## BEGIN Source records
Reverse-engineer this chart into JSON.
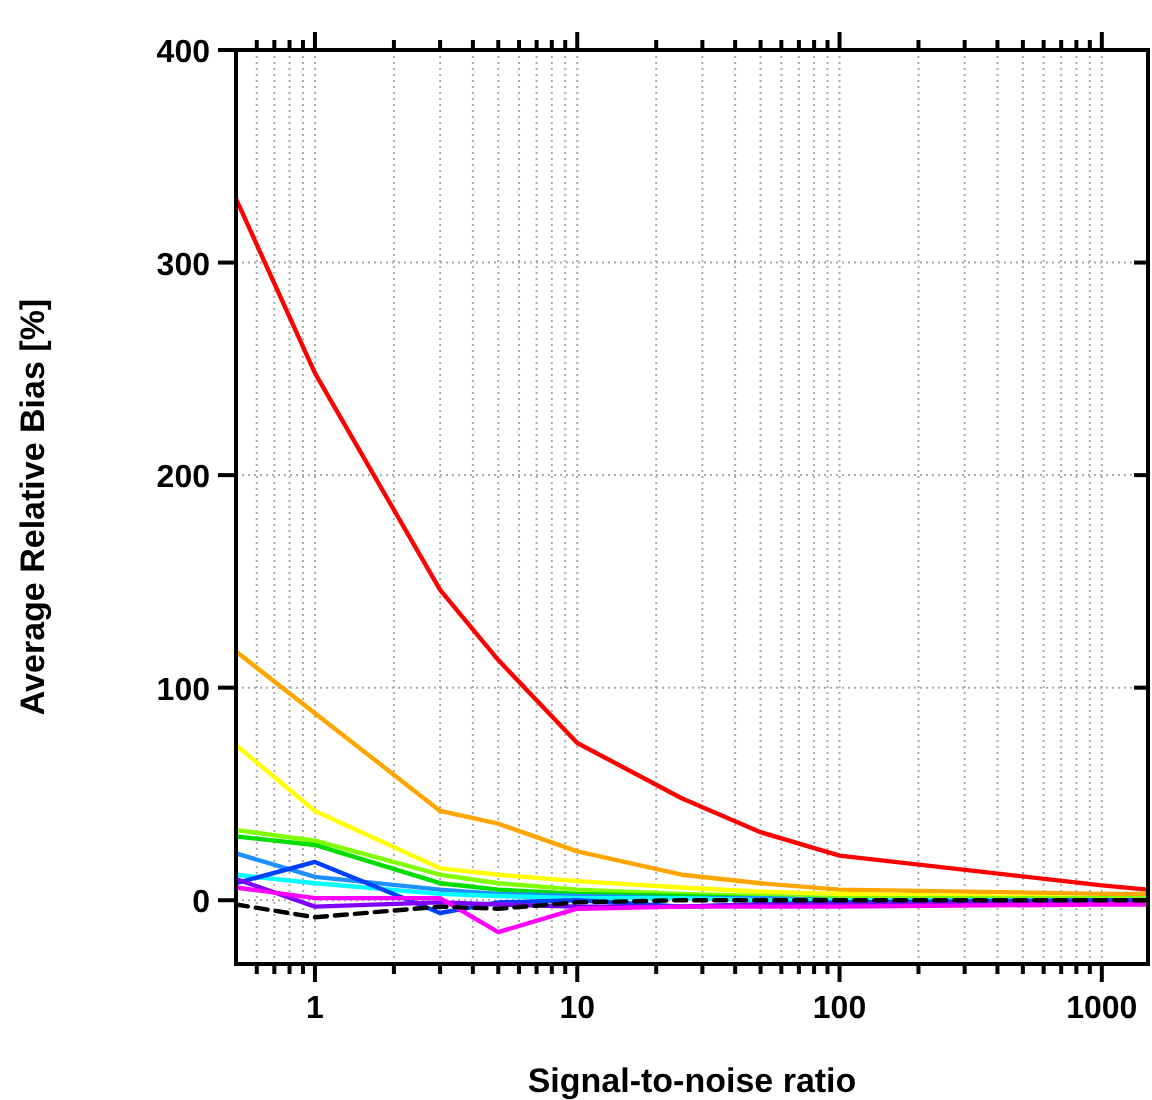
{
  "chart_data": {
    "type": "line",
    "xlabel": "Signal-to-noise ratio",
    "ylabel": "Average Relative Bias [%]",
    "log": "x",
    "grid": true,
    "line_style": "solid",
    "marker": "none",
    "x": [
      0.5,
      1,
      3,
      5,
      10,
      25,
      50,
      100,
      1000,
      1500
    ],
    "xlim": [
      0.5,
      1500
    ],
    "ylim": [
      -30,
      400
    ],
    "xticks": [
      {
        "value": 0.6,
        "label": null
      },
      {
        "value": 0.7,
        "label": null
      },
      {
        "value": 0.8,
        "label": null
      },
      {
        "value": 0.9,
        "label": null
      },
      1,
      {
        "value": 2,
        "label": null
      },
      {
        "value": 3,
        "label": null
      },
      {
        "value": 4,
        "label": null
      },
      {
        "value": 5,
        "label": null
      },
      {
        "value": 6,
        "label": null
      },
      {
        "value": 7,
        "label": null
      },
      {
        "value": 8,
        "label": null
      },
      {
        "value": 9,
        "label": null
      },
      10,
      {
        "value": 20,
        "label": null
      },
      {
        "value": 30,
        "label": null
      },
      {
        "value": 40,
        "label": null
      },
      {
        "value": 50,
        "label": null
      },
      {
        "value": 60,
        "label": null
      },
      {
        "value": 70,
        "label": null
      },
      {
        "value": 80,
        "label": null
      },
      {
        "value": 90,
        "label": null
      },
      100,
      {
        "value": 200,
        "label": null
      },
      {
        "value": 300,
        "label": null
      },
      {
        "value": 400,
        "label": null
      },
      {
        "value": 500,
        "label": null
      },
      {
        "value": 600,
        "label": null
      },
      {
        "value": 700,
        "label": null
      },
      {
        "value": 800,
        "label": null
      },
      {
        "value": 900,
        "label": null
      },
      1000
    ],
    "yticks": [
      0,
      100,
      200,
      300,
      400
    ],
    "series": [
      {
        "color": "#ff0000",
        "values": [
          330,
          248,
          146,
          113,
          74,
          48,
          32,
          21,
          7,
          5
        ]
      },
      {
        "color": "#ffa500",
        "values": [
          117,
          88,
          42,
          36,
          23,
          12,
          8,
          5,
          3,
          3
        ]
      },
      {
        "color": "#ffff00",
        "values": [
          73,
          42,
          15,
          12,
          9,
          6,
          4,
          3,
          1,
          1
        ]
      },
      {
        "color": "#80ff00",
        "values": [
          33,
          28,
          12,
          8,
          5,
          3,
          2,
          1,
          1,
          1
        ]
      },
      {
        "color": "#00dd00",
        "values": [
          30,
          26,
          8,
          5,
          3,
          2,
          1,
          0,
          0,
          0
        ]
      },
      {
        "color": "#1e90ff",
        "values": [
          22,
          11,
          5,
          3,
          2,
          1,
          1,
          0,
          0,
          0
        ]
      },
      {
        "color": "#00ffff",
        "values": [
          12,
          8,
          3,
          2,
          1,
          1,
          0,
          0,
          0,
          0
        ]
      },
      {
        "color": "#0040ff",
        "values": [
          8,
          18,
          -6,
          -1,
          0,
          -3,
          -2,
          -1,
          0,
          0
        ]
      },
      {
        "color": "#8000ff",
        "values": [
          10,
          -3,
          -1,
          -2,
          -3,
          -3,
          -2,
          -2,
          -1,
          -1
        ]
      },
      {
        "color": "#ff00ff",
        "values": [
          6,
          1,
          1,
          -15,
          -4,
          -3,
          -3,
          -3,
          -2,
          -2
        ]
      },
      {
        "color": "#000000",
        "line_style": "dashed",
        "values": [
          -2,
          -8,
          -3,
          -4,
          -1,
          0,
          0,
          0,
          0,
          0
        ]
      }
    ]
  }
}
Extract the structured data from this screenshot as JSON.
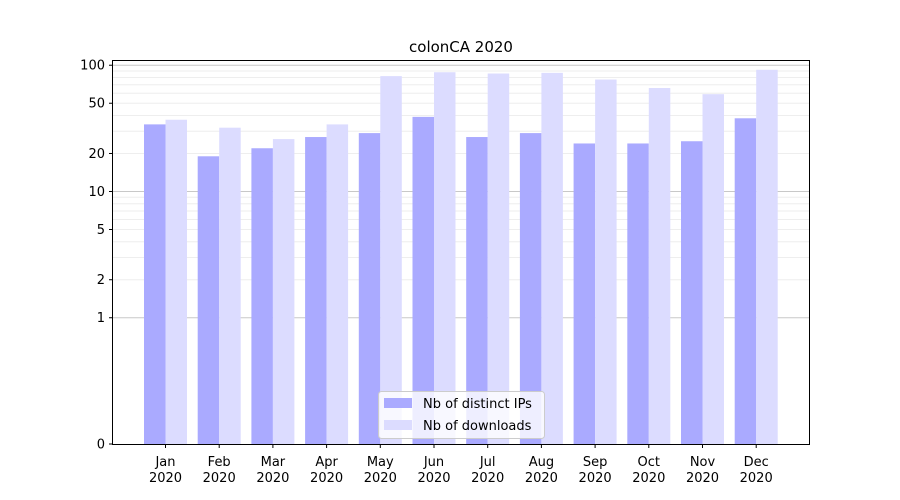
{
  "chart_data": {
    "type": "bar",
    "title": "colonCA 2020",
    "xlabel": "",
    "ylabel": "",
    "yscale": "symlog",
    "ylim": [
      0,
      110
    ],
    "yticks": [
      0,
      1,
      2,
      5,
      10,
      20,
      50,
      100
    ],
    "grid": true,
    "legend_position": "bottom-center",
    "categories": [
      {
        "month": "Jan",
        "year": "2020"
      },
      {
        "month": "Feb",
        "year": "2020"
      },
      {
        "month": "Mar",
        "year": "2020"
      },
      {
        "month": "Apr",
        "year": "2020"
      },
      {
        "month": "May",
        "year": "2020"
      },
      {
        "month": "Jun",
        "year": "2020"
      },
      {
        "month": "Jul",
        "year": "2020"
      },
      {
        "month": "Aug",
        "year": "2020"
      },
      {
        "month": "Sep",
        "year": "2020"
      },
      {
        "month": "Oct",
        "year": "2020"
      },
      {
        "month": "Nov",
        "year": "2020"
      },
      {
        "month": "Dec",
        "year": "2020"
      }
    ],
    "series": [
      {
        "name": "Nb of distinct IPs",
        "color": "#aaaaff",
        "values": [
          34,
          19,
          22,
          27,
          29,
          39,
          27,
          29,
          24,
          24,
          25,
          38
        ]
      },
      {
        "name": "Nb of downloads",
        "color": "#dcdcff",
        "values": [
          37,
          32,
          26,
          34,
          82,
          88,
          86,
          87,
          77,
          66,
          59,
          92
        ]
      }
    ]
  }
}
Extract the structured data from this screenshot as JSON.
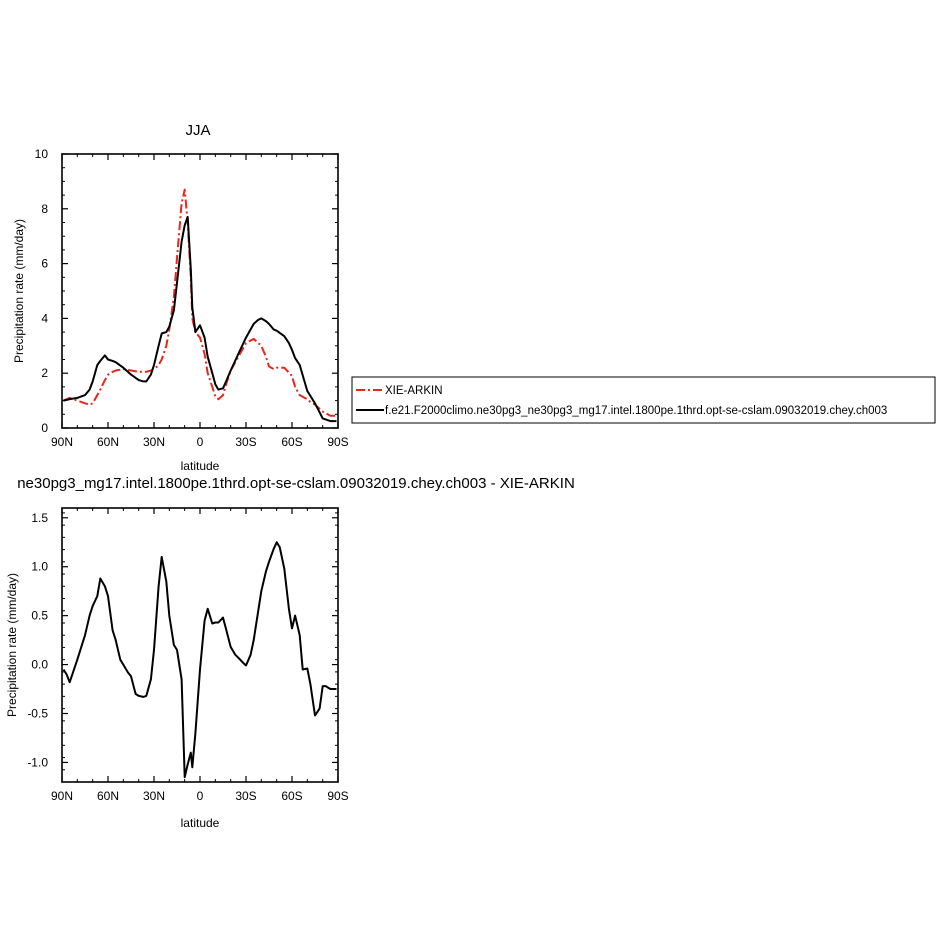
{
  "chart_data": [
    {
      "type": "line",
      "title": "JJA",
      "xlabel": "latitude",
      "ylabel": "Precipitation rate (mm/day)",
      "xlim": [
        90,
        -90
      ],
      "ylim": [
        0,
        10
      ],
      "x_ticks": [
        90,
        60,
        30,
        0,
        -30,
        -60,
        -90
      ],
      "x_tick_labels": [
        "90N",
        "60N",
        "30N",
        "0",
        "30S",
        "60S",
        "90S"
      ],
      "y_ticks": [
        0,
        2,
        4,
        6,
        8,
        10
      ],
      "y_tick_labels": [
        "0",
        "2",
        "4",
        "6",
        "8",
        "10"
      ],
      "legend_position": "right",
      "series": [
        {
          "name": "XIE-ARKIN",
          "color": "#e8271b",
          "dash": "dash-dot",
          "x": [
            89,
            85,
            80,
            75,
            72,
            70,
            65,
            62,
            60,
            57,
            55,
            50,
            45,
            40,
            35,
            32,
            30,
            27,
            25,
            22,
            20,
            17,
            15,
            12,
            10,
            8,
            6,
            5,
            3,
            0,
            -3,
            -5,
            -8,
            -10,
            -12,
            -15,
            -17,
            -20,
            -25,
            -30,
            -35,
            -40,
            -43,
            -45,
            -48,
            -50,
            -55,
            -60,
            -62,
            -65,
            -70,
            -72,
            -75,
            -80,
            -85,
            -89
          ],
          "y": [
            1.0,
            1.1,
            1.0,
            0.9,
            0.85,
            0.9,
            1.4,
            1.75,
            1.95,
            2.05,
            2.1,
            2.15,
            2.1,
            2.05,
            2.05,
            2.1,
            2.15,
            2.3,
            2.5,
            3.0,
            3.6,
            4.8,
            6.2,
            8.2,
            8.7,
            7.5,
            5.5,
            4.0,
            3.5,
            3.3,
            2.7,
            2.0,
            1.5,
            1.15,
            1.05,
            1.2,
            1.6,
            2.1,
            2.6,
            3.1,
            3.25,
            3.0,
            2.6,
            2.25,
            2.15,
            2.2,
            2.2,
            1.9,
            1.5,
            1.2,
            1.05,
            0.95,
            0.85,
            0.6,
            0.45,
            0.45
          ]
        },
        {
          "name": "f.e21.F2000climo.ne30pg3_ne30pg3_mg17.intel.1800pe.1thrd.opt-se-cslam.09032019.chey.ch003",
          "color": "#000000",
          "dash": "solid",
          "x": [
            89,
            85,
            80,
            75,
            72,
            70,
            67,
            65,
            62,
            60,
            57,
            55,
            50,
            45,
            40,
            37,
            35,
            32,
            30,
            27,
            25,
            22,
            20,
            17,
            15,
            12,
            10,
            8,
            6,
            5,
            3,
            0,
            -3,
            -5,
            -8,
            -10,
            -12,
            -15,
            -17,
            -20,
            -25,
            -30,
            -35,
            -38,
            -40,
            -43,
            -45,
            -48,
            -50,
            -55,
            -58,
            -60,
            -62,
            -65,
            -70,
            -75,
            -80,
            -85,
            -89
          ],
          "y": [
            1.0,
            1.05,
            1.1,
            1.2,
            1.4,
            1.7,
            2.3,
            2.45,
            2.65,
            2.5,
            2.45,
            2.4,
            2.2,
            1.95,
            1.75,
            1.7,
            1.7,
            1.95,
            2.3,
            3.0,
            3.45,
            3.5,
            3.7,
            4.3,
            5.3,
            6.8,
            7.4,
            7.7,
            5.8,
            4.4,
            3.5,
            3.75,
            3.3,
            2.6,
            2.0,
            1.6,
            1.4,
            1.45,
            1.7,
            2.1,
            2.7,
            3.3,
            3.8,
            3.95,
            4.0,
            3.9,
            3.8,
            3.6,
            3.55,
            3.35,
            3.1,
            2.85,
            2.55,
            2.3,
            1.35,
            0.9,
            0.35,
            0.25,
            0.25
          ]
        }
      ]
    },
    {
      "type": "line",
      "title": "ne30pg3_mg17.intel.1800pe.1thrd.opt-se-cslam.09032019.chey.ch003 - XIE-ARKIN",
      "xlabel": "latitude",
      "ylabel": "Precipitation rate (mm/day)",
      "xlim": [
        90,
        -90
      ],
      "ylim": [
        -1.2,
        1.6
      ],
      "x_ticks": [
        90,
        60,
        30,
        0,
        -30,
        -60,
        -90
      ],
      "x_tick_labels": [
        "90N",
        "60N",
        "30N",
        "0",
        "30S",
        "60S",
        "90S"
      ],
      "y_ticks": [
        -1.0,
        -0.5,
        0.0,
        0.5,
        1.0,
        1.5
      ],
      "y_tick_labels": [
        "-1.0",
        "-0.5",
        "0.0",
        "0.5",
        "1.0",
        "1.5"
      ],
      "series": [
        {
          "name": "",
          "color": "#000000",
          "dash": "solid",
          "x": [
            89,
            87,
            85,
            80,
            75,
            72,
            70,
            67,
            65,
            62,
            60,
            57,
            55,
            52,
            50,
            47,
            45,
            42,
            40,
            37,
            35,
            32,
            30,
            27,
            25,
            22,
            20,
            17,
            15,
            12,
            10,
            8,
            6,
            5,
            3,
            0,
            -3,
            -5,
            -8,
            -10,
            -12,
            -15,
            -17,
            -20,
            -23,
            -25,
            -28,
            -30,
            -33,
            -35,
            -40,
            -43,
            -45,
            -48,
            -50,
            -52,
            -55,
            -58,
            -60,
            -62,
            -65,
            -67,
            -70,
            -72,
            -75,
            -78,
            -80,
            -82,
            -85,
            -89
          ],
          "y": [
            -0.05,
            -0.1,
            -0.18,
            0.05,
            0.3,
            0.5,
            0.6,
            0.7,
            0.88,
            0.8,
            0.7,
            0.35,
            0.25,
            0.05,
            0.0,
            -0.08,
            -0.12,
            -0.3,
            -0.32,
            -0.33,
            -0.32,
            -0.15,
            0.15,
            0.8,
            1.1,
            0.85,
            0.5,
            0.2,
            0.15,
            -0.15,
            -1.15,
            -1.02,
            -0.9,
            -1.05,
            -0.7,
            -0.05,
            0.45,
            0.57,
            0.42,
            0.43,
            0.43,
            0.48,
            0.36,
            0.18,
            0.1,
            0.07,
            0.02,
            -0.01,
            0.1,
            0.25,
            0.75,
            0.95,
            1.05,
            1.18,
            1.25,
            1.2,
            0.98,
            0.57,
            0.37,
            0.5,
            0.3,
            -0.05,
            -0.04,
            -0.2,
            -0.52,
            -0.45,
            -0.22,
            -0.22,
            -0.25,
            -0.25
          ]
        }
      ]
    }
  ]
}
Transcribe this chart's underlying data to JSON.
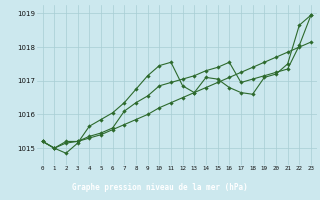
{
  "xlabel": "Graphe pression niveau de la mer (hPa)",
  "x_ticks": [
    0,
    1,
    2,
    3,
    4,
    5,
    6,
    7,
    8,
    9,
    10,
    11,
    12,
    13,
    14,
    15,
    16,
    17,
    18,
    19,
    20,
    21,
    22,
    23
  ],
  "ylim": [
    1014.5,
    1019.25
  ],
  "yticks": [
    1015,
    1016,
    1017,
    1018,
    1019
  ],
  "line_color": "#2d6a2d",
  "bg_color": "#cce8ee",
  "grid_color": "#a8cdd4",
  "footer_bg": "#2d6a2d",
  "footer_text_color": "#ffffff",
  "line1": [
    1015.2,
    1015.0,
    1014.85,
    1015.15,
    1015.65,
    1015.85,
    1016.05,
    1016.35,
    1016.75,
    1017.15,
    1017.45,
    1017.55,
    1016.85,
    1016.65,
    1017.1,
    1017.05,
    1016.8,
    1016.65,
    1016.6,
    1017.1,
    1017.2,
    1017.5,
    1018.65,
    1018.95
  ],
  "line2": [
    1015.2,
    1015.0,
    1015.2,
    1015.2,
    1015.35,
    1015.45,
    1015.6,
    1016.1,
    1016.35,
    1016.55,
    1016.85,
    1016.95,
    1017.05,
    1017.15,
    1017.3,
    1017.4,
    1017.55,
    1016.95,
    1017.05,
    1017.15,
    1017.25,
    1017.35,
    1018.05,
    1018.95
  ],
  "line3": [
    1015.2,
    1015.0,
    1015.15,
    1015.2,
    1015.3,
    1015.4,
    1015.55,
    1015.7,
    1015.85,
    1016.0,
    1016.2,
    1016.35,
    1016.5,
    1016.65,
    1016.8,
    1016.95,
    1017.1,
    1017.25,
    1017.4,
    1017.55,
    1017.7,
    1017.85,
    1018.0,
    1018.15
  ]
}
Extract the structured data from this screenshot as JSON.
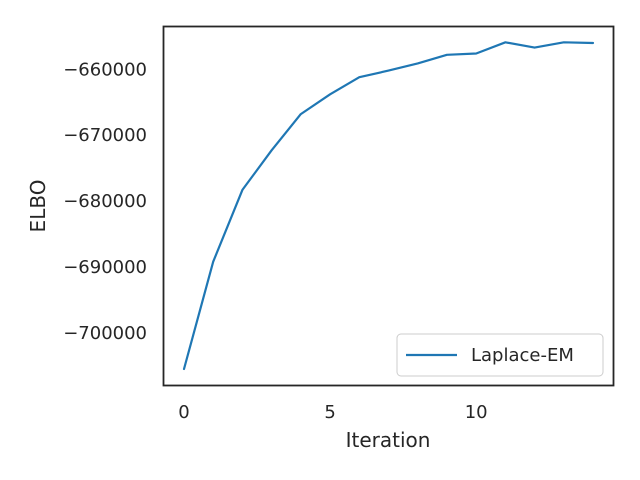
{
  "chart_data": {
    "type": "line",
    "title": "",
    "xlabel": "Iteration",
    "ylabel": "ELBO",
    "xlim": [
      -0.7,
      14.7
    ],
    "ylim": [
      -708000,
      -653500
    ],
    "xticks": [
      0,
      5,
      10
    ],
    "xtick_labels": [
      "0",
      "5",
      "10"
    ],
    "yticks": [
      -700000,
      -690000,
      -680000,
      -670000,
      -660000
    ],
    "ytick_labels": [
      "−700000",
      "−690000",
      "−680000",
      "−670000",
      "−660000"
    ],
    "grid": false,
    "legend_position": "lower right",
    "series": [
      {
        "name": "Laplace-EM",
        "color": "#1f77b4",
        "x": [
          0,
          1,
          2,
          3,
          4,
          5,
          6,
          7,
          8,
          9,
          10,
          11,
          12,
          13,
          14
        ],
        "y": [
          -705500,
          -689200,
          -678300,
          -672300,
          -666800,
          -663800,
          -661200,
          -660200,
          -659100,
          -657800,
          -657600,
          -655900,
          -656700,
          -655900,
          -656000
        ]
      }
    ]
  }
}
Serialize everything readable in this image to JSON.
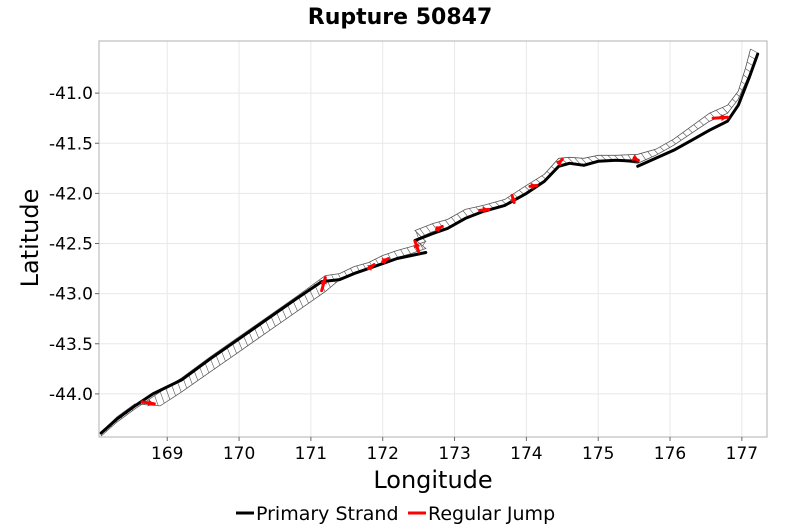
## END Source records
- **Given exercise**: Look over the listing above. Pick out and copy every line that includes "title".

- **Final answer**:
    "title": "colonCA 2020",
      "title": "JJA",
      "title": "ne30pg3_mg17.intel.1800pe.1thrd.opt-se-cslam.09032019.chey.ch003 - XIE-ARKIN",
    "title": "",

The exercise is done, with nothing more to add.